# START OF EXTRACTED TEXT
You should NEVER update a different Date object than the one you did the original getDate call on.
Sample implementation:
var incrementDate = function (date, amount) {
var tmpDate = new Date(date);
tmpDate.setDate(tmpDate.getDate() + amount)
return tmpDate;
};
If you're trying to increment a date, please use this function. It will accept both positive and negative values. It also guarantees that the used date objects isn't changed. This should prevent any error which can occur if you don't expect the update to change the value of the object.
Incorrect usage:
var startDate = new Date('2013-11-01T11:00:00');
var a = new Date();
a.setDate(startDate.getDate() + 14)
This will update the "date" value for startDate with 14 days based on the value of a. Because the value of a is not the same is the previously defined startDate it's possible to get a wrong value.
Expanding on Exellian's answer, if you want to calculate any period in the future (in my case, for the next pay date), you can do a simple loop:
var today = new Date();
var basePayDate = new Date(2012, 9, 23, 0, 0, 0, 0);
while (basePayDate < today) {
basePayDate.setDate(basePayDate.getDate()+14);
}
var nextPayDate = new Date(basePayDate.getTime());
basePayDate.setDate(nextPayDate.getDate()-14);
document.writeln("<p>Previous pay Date: " + basePayDate.toString());
document.writeln("<p>Current Date: " + today.toString());
document.writeln("<p>Next pay Date: " + nextPayDate.toString());
This won't hit odd problems, assuming the core date services work as expected. I have to admit, I didn't test it out to many years into the future...
Note: I had a similar issue; I wanted to create an array of dates on a weekly basis, ie., start date 10/23/2011 and go for 12 weeks. My code was more or less this:
var myDate = new Date(Date.parse(document.eventForm.startDate.value));
var toDate = new Date(myDate);
var week = 60 * 60 * 24 * 7 * 1000;
var milliseconds = toDate.getTime();
dateArray[0] = myDate.format('m/d/Y');
for (var count = 1; count < numberOccurrences; count++) {
milliseconds += week;
toDate.setTime(milliseconds);
dateArray[count] = toDate.format('m/d/Y');
}
Because I didn't specify the time and I live in the US, my default time was midnight, so when I crossed the daylight savings time border, I moved into the previous day. Yuck. I resolved it by setting my time of day to noon before I did my week calculation.
# END OF EXTRACTED TEXT
▶ EXERCISE
Which three text labels does the pay-date code in the JavaScript date discussion above print with document.writeln?
# START OF RECORD EXCERPTS
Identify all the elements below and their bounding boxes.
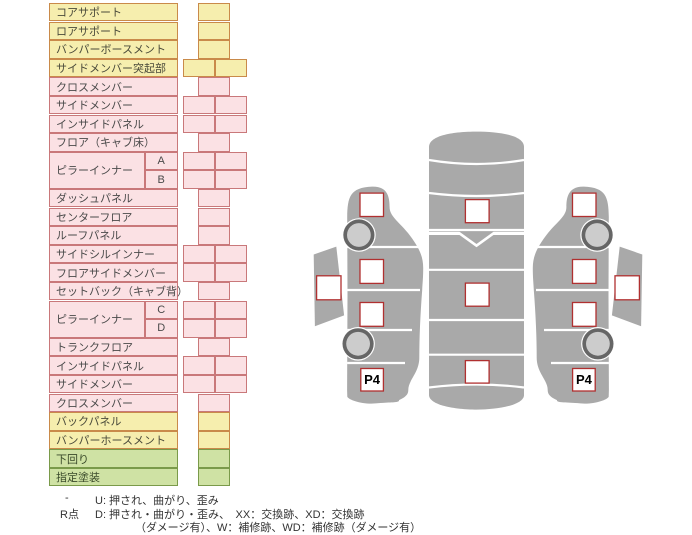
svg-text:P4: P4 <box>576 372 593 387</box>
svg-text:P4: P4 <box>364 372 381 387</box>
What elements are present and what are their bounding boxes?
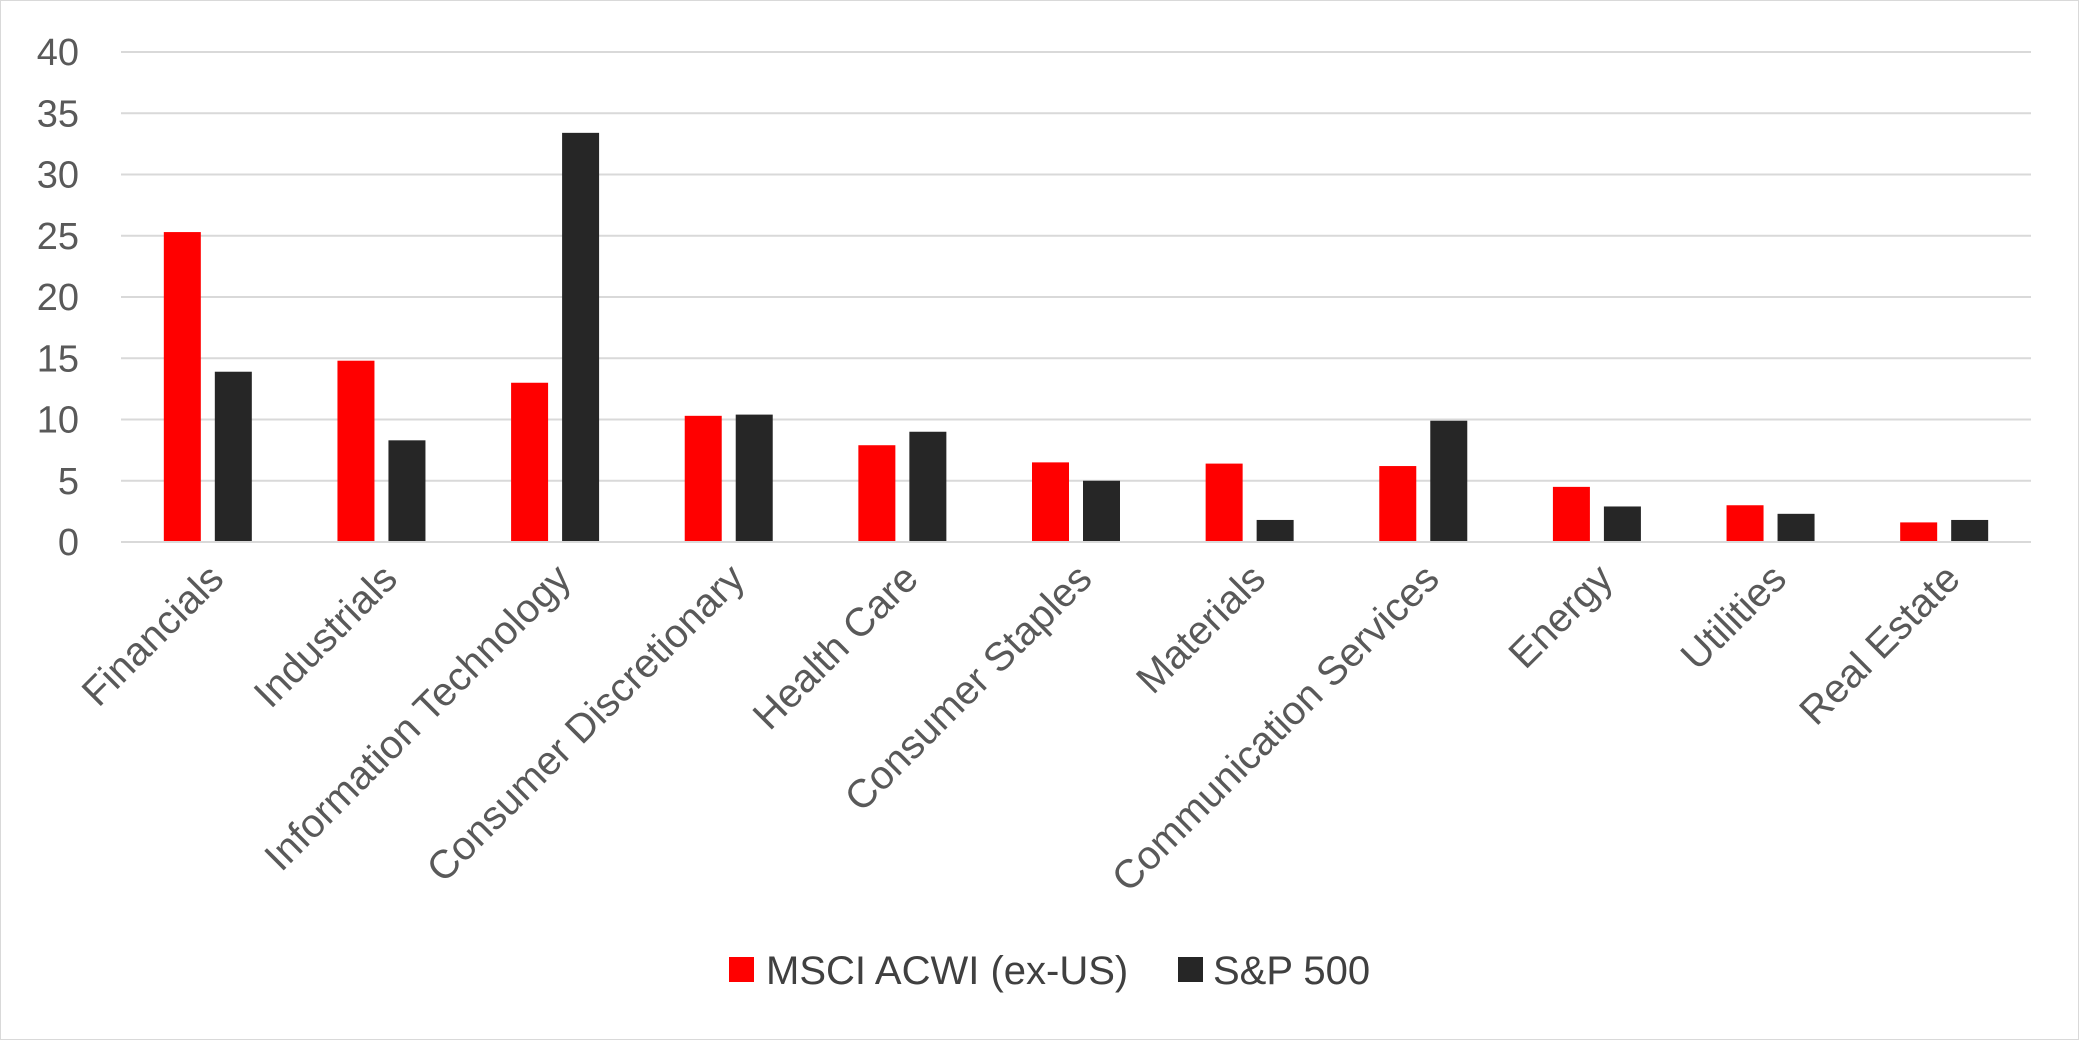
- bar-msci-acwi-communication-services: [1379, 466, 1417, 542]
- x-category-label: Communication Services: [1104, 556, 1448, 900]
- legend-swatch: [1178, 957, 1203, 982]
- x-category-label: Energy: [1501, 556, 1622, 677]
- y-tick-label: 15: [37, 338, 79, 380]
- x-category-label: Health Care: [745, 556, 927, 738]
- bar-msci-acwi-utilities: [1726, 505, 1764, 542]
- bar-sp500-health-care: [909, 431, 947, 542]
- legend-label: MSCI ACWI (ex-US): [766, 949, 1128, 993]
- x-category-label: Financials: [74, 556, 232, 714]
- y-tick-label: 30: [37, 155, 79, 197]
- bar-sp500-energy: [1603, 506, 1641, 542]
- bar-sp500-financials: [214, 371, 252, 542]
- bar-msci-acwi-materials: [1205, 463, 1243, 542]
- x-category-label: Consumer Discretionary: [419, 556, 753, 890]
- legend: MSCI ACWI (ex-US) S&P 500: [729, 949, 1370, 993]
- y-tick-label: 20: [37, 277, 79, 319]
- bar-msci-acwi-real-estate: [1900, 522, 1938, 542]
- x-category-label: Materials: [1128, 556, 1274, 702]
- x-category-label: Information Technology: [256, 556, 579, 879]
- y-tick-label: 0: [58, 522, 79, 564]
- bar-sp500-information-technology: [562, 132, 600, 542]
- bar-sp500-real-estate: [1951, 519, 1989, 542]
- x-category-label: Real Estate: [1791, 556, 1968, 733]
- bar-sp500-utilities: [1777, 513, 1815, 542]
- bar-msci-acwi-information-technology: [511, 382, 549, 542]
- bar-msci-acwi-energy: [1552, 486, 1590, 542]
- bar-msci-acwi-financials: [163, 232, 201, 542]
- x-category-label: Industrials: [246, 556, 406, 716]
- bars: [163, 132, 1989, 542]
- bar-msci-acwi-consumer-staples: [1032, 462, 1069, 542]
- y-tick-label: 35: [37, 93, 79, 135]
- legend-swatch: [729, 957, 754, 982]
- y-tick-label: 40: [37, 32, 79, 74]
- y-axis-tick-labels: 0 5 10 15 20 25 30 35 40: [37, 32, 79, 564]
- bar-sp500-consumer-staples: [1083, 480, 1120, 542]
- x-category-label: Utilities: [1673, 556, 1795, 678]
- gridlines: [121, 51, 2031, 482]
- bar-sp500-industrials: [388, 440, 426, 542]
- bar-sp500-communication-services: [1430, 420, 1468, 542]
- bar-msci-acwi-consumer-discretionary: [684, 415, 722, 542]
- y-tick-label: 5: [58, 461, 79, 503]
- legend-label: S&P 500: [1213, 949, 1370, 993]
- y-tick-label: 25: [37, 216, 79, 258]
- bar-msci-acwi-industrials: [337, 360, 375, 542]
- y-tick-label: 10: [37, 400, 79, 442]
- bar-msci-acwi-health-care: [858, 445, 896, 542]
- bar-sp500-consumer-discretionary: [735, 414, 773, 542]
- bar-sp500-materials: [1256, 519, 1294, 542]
# END OF RECORD EXCERPTS
▶ TASK SOLUTION
Previous pay Date:
Current Date:
Next pay Date: